- **DIRECTION**: Copy out, from the entries below, each line holding the string "فقال".

>> Begin MATERIALS PROVIDED

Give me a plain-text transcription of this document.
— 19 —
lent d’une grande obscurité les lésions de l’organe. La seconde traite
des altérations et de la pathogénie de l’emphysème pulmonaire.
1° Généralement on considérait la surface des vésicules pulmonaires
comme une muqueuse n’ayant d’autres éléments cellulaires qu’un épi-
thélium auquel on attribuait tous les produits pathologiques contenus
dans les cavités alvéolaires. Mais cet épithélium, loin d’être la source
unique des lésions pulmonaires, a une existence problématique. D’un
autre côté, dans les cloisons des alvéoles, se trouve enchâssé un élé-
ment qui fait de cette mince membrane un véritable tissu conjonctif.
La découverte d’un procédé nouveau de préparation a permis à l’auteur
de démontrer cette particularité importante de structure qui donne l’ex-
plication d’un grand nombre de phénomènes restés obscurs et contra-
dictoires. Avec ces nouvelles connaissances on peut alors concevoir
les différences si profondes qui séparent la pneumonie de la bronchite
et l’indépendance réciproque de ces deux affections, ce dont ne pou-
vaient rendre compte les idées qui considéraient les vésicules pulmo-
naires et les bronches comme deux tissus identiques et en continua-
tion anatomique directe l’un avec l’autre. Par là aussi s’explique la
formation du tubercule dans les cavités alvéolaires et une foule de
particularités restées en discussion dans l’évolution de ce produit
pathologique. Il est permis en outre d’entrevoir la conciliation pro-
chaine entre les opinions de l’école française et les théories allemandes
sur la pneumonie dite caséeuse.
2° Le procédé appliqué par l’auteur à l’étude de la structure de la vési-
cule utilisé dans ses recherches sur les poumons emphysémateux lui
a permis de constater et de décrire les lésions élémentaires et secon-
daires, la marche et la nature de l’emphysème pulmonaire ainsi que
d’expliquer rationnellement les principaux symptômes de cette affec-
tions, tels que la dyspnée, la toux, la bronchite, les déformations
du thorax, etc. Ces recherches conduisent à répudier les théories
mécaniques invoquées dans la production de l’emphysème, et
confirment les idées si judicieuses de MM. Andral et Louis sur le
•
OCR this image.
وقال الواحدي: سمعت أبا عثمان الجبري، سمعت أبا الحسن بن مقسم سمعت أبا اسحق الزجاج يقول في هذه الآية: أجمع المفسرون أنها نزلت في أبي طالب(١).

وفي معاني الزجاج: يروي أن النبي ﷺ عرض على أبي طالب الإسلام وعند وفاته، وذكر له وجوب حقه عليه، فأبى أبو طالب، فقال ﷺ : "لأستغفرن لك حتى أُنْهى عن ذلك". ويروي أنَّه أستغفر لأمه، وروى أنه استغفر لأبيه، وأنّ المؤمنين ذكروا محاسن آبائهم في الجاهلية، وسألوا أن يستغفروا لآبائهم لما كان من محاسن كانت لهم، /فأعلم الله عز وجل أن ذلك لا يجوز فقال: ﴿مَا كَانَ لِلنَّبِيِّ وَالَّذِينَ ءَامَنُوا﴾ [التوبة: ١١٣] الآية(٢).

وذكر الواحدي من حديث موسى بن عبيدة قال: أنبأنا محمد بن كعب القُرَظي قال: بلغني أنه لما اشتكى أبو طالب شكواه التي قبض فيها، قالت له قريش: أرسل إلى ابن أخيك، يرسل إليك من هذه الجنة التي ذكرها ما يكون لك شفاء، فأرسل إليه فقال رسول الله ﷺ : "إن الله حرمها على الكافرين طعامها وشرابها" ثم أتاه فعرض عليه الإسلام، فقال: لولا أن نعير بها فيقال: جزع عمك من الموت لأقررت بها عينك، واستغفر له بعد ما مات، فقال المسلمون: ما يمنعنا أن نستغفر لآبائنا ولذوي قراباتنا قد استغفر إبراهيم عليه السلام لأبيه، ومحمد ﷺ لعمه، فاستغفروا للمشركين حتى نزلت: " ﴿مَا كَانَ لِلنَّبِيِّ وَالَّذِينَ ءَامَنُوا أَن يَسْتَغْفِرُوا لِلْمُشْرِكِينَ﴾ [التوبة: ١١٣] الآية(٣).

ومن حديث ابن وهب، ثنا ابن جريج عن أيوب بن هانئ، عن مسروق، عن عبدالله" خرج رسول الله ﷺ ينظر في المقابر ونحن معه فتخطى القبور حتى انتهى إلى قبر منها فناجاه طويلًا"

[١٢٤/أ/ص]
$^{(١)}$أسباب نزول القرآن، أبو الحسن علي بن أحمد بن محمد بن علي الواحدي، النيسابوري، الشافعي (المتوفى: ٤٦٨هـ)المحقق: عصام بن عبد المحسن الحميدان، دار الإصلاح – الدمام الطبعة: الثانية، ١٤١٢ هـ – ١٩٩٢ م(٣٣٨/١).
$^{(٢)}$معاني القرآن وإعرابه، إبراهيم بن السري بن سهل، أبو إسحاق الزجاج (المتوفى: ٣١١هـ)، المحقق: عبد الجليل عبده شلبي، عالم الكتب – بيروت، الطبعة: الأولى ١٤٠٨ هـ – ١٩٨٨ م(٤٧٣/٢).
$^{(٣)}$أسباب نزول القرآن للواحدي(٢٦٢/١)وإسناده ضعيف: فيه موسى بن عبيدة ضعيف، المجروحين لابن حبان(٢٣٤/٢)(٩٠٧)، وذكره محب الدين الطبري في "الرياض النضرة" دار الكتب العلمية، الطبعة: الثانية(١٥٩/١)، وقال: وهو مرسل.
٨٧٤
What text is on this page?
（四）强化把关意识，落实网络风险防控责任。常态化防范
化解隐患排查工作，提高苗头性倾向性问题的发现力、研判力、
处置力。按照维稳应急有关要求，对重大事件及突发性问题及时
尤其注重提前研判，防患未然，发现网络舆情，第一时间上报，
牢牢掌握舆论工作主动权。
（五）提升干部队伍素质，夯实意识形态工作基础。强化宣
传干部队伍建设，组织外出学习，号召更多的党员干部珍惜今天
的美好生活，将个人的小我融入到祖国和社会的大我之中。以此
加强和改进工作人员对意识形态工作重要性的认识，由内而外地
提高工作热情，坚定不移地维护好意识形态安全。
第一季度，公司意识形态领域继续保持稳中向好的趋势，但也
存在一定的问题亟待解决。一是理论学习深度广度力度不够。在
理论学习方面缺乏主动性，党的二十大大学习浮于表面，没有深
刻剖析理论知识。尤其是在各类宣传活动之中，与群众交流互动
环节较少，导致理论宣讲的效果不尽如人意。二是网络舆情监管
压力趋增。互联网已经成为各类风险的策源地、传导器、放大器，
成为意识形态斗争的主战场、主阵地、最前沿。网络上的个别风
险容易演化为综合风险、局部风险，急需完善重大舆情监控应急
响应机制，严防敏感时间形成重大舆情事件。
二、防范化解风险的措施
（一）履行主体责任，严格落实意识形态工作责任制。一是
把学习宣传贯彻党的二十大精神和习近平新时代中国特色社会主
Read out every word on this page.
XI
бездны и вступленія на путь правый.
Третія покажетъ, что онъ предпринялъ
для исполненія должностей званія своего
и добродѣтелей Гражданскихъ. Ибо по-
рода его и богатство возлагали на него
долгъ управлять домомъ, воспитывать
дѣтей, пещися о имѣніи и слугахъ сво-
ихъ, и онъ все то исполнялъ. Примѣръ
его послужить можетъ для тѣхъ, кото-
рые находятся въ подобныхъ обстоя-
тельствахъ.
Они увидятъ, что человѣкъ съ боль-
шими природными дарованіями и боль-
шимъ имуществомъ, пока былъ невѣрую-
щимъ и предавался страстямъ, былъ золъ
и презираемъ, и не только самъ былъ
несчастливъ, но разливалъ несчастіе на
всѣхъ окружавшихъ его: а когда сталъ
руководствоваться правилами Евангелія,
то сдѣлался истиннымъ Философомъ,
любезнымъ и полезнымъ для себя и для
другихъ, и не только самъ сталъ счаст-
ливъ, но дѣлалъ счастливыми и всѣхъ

>> End MATERIALS PROVIDED

- **ANSWER TO THE EXERCISE**:
وفي معاني الزجاج: يروي أن النبي ﷺ عرض على أبي طالب الإسلام وعند وفاته، وذكر له وجوب حقه عليه، فأبى أبو طالب، فقال ﷺ : "لأستغفرن لك حتى أُنْهى عن ذلك". ويروي أنَّه أستغفر لأمه، وروى أنه استغفر لأبيه، وأنّ المؤمنين ذكروا محاسن آبائهم في الجاهلية، وسألوا أن يستغفروا لآبائهم لما كان من محاسن كانت لهم، /فأعلم الله عز وجل أن ذلك لا يجوز فقال: ﴿مَا كَانَ لِلنَّبِيِّ وَالَّذِينَ ءَامَنُوا﴾ [التوبة: ١١٣] الآية(٢).
وذكر الواحدي من حديث موسى بن عبيدة قال: أنبأنا محمد بن كعب القُرَظي قال: بلغني أنه لما اشتكى أبو طالب شكواه التي قبض فيها، قالت له قريش: أرسل إلى ابن أخيك، يرسل إليك من هذه الجنة التي ذكرها ما يكون لك شفاء، فأرسل إليه فقال رسول الله ﷺ : "إن الله حرمها على الكافرين طعامها وشرابها" ثم أتاه فعرض عليه الإسلام، فقال: لولا أن نعير بها فيقال: جزع عمك من الموت لأقررت بها عينك، واستغفر له بعد ما مات، فقال المسلمون: ما يمنعنا أن نستغفر لآبائنا ولذوي قراباتنا قد استغفر إبراهيم عليه السلام لأبيه، ومحمد ﷺ لعمه، فاستغفروا للمشركين حتى نزلت: " ﴿مَا كَانَ لِلنَّبِيِّ وَالَّذِينَ ءَامَنُوا أَن يَسْتَغْفِرُوا لِلْمُشْرِكِينَ﴾ [التوبة: ١١٣] الآية(٣).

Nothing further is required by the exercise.